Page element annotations
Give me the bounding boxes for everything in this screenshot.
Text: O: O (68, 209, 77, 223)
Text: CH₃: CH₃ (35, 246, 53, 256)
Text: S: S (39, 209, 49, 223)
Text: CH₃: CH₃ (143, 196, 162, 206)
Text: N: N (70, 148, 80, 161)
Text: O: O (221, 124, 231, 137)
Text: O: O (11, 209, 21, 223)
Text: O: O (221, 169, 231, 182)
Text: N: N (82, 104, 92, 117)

Required work: Please arrange the lines above, from the start of the records through the line containing "Text: N: N (70, 148, 80, 161)", as a JSON list of strings with one string per line and no blank lines.

Exercise output:
[
  "Give me the bounding boxes for everything in this screenshot.",
  "Text: O: O (68, 209, 77, 223)",
  "Text: CH₃: CH₃ (35, 246, 53, 256)",
  "Text: S: S (39, 209, 49, 223)",
  "Text: CH₃: CH₃ (143, 196, 162, 206)",
  "Text: N: N (70, 148, 80, 161)"
]